**Task description**
Extract the whole listing as it stands. Do not include the pictures.
--- Given data ---
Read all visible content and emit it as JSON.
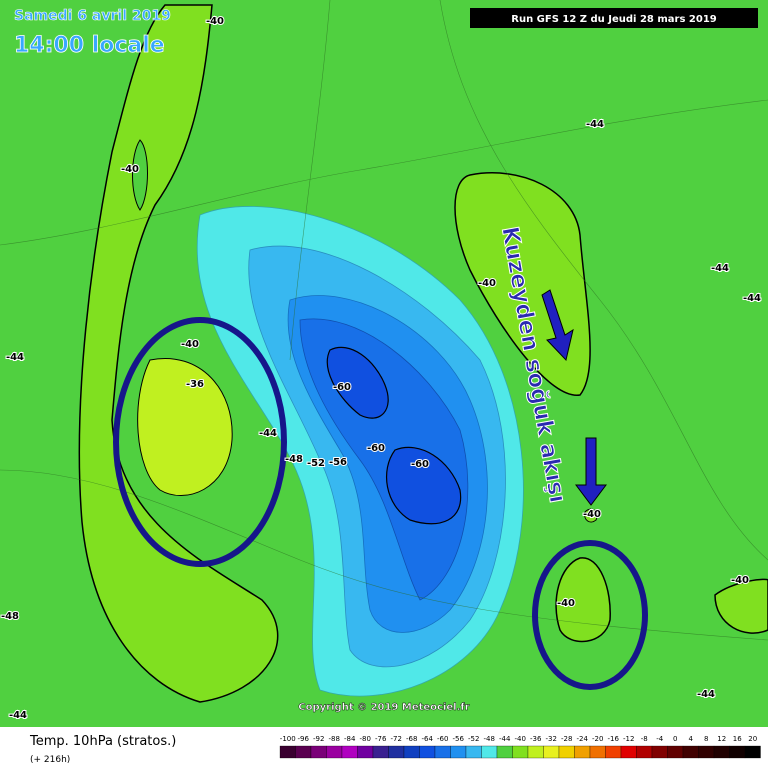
{
  "header": {
    "date": "Samedi 6 avril 2019",
    "time": "14:00 locale",
    "run": "Run GFS 12 Z du Jeudi 28 mars 2019"
  },
  "annotation": "Kuzeyden soğuk akışı",
  "contour_labels": [
    "-40",
    "-44",
    "-40",
    "-40",
    "-44",
    "-44",
    "-44",
    "-40",
    "-36",
    "-44",
    "-48",
    "-52",
    "-56",
    "-60",
    "-60",
    "-60",
    "-40",
    "-40",
    "-40",
    "-48",
    "-44",
    "-44"
  ],
  "copyright": "Copyright © 2019 Meteociel.fr",
  "footer": {
    "title": "Temp. 10hPa (stratos.)",
    "lead": "(+ 216h)"
  },
  "colorbar": {
    "labels": [
      -100,
      -96,
      -92,
      -88,
      -84,
      -80,
      -76,
      -72,
      -68,
      -64,
      -60,
      -56,
      -52,
      -48,
      -44,
      -40,
      -36,
      -32,
      -28,
      -24,
      -20,
      -16,
      -12,
      -8,
      -4,
      0,
      4,
      8,
      12,
      16,
      20
    ],
    "colors": [
      "#3a0030",
      "#5a0050",
      "#7a0078",
      "#9a00a0",
      "#b000c0",
      "#7000a0",
      "#3a2090",
      "#2030a0",
      "#1040c0",
      "#1050e0",
      "#1870e8",
      "#2090f0",
      "#38b8f0",
      "#50e8e8",
      "#50d040",
      "#80e020",
      "#c0f020",
      "#e8f020",
      "#f0d000",
      "#f0a000",
      "#f07000",
      "#f04000",
      "#e00000",
      "#b00000",
      "#800000",
      "#600000",
      "#400000",
      "#300000",
      "#200000",
      "#100000",
      "#000000"
    ]
  }
}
---
**Result of the task**
Read all visible content and emit it as JSON.
{
  "header": {
    "date": "Samedi 6 avril 2019",
    "time": "14:00 locale",
    "run": "Run GFS 12 Z du Jeudi 28 mars 2019"
  },
  "annotation": "Kuzeyden soğuk akışı",
  "contour_labels": [
    "-40",
    "-44",
    "-40",
    "-40",
    "-44",
    "-44",
    "-44",
    "-40",
    "-36",
    "-44",
    "-48",
    "-52",
    "-56",
    "-60",
    "-60",
    "-60",
    "-40",
    "-40",
    "-40",
    "-48",
    "-44",
    "-44"
  ],
  "copyright": "Copyright © 2019 Meteociel.fr",
  "footer": {
    "title": "Temp. 10hPa (stratos.)",
    "lead": "(+ 216h)"
  },
  "colorbar": {
    "labels": [
      -100,
      -96,
      -92,
      -88,
      -84,
      -80,
      -76,
      -72,
      -68,
      -64,
      -60,
      -56,
      -52,
      -48,
      -44,
      -40,
      -36,
      -32,
      -28,
      -24,
      -20,
      -16,
      -12,
      -8,
      -4,
      0,
      4,
      8,
      12,
      16,
      20
    ],
    "colors": [
      "#3a0030",
      "#5a0050",
      "#7a0078",
      "#9a00a0",
      "#b000c0",
      "#7000a0",
      "#3a2090",
      "#2030a0",
      "#1040c0",
      "#1050e0",
      "#1870e8",
      "#2090f0",
      "#38b8f0",
      "#50e8e8",
      "#50d040",
      "#80e020",
      "#c0f020",
      "#e8f020",
      "#f0d000",
      "#f0a000",
      "#f07000",
      "#f04000",
      "#e00000",
      "#b00000",
      "#800000",
      "#600000",
      "#400000",
      "#300000",
      "#200000",
      "#100000",
      "#000000"
    ]
  }
}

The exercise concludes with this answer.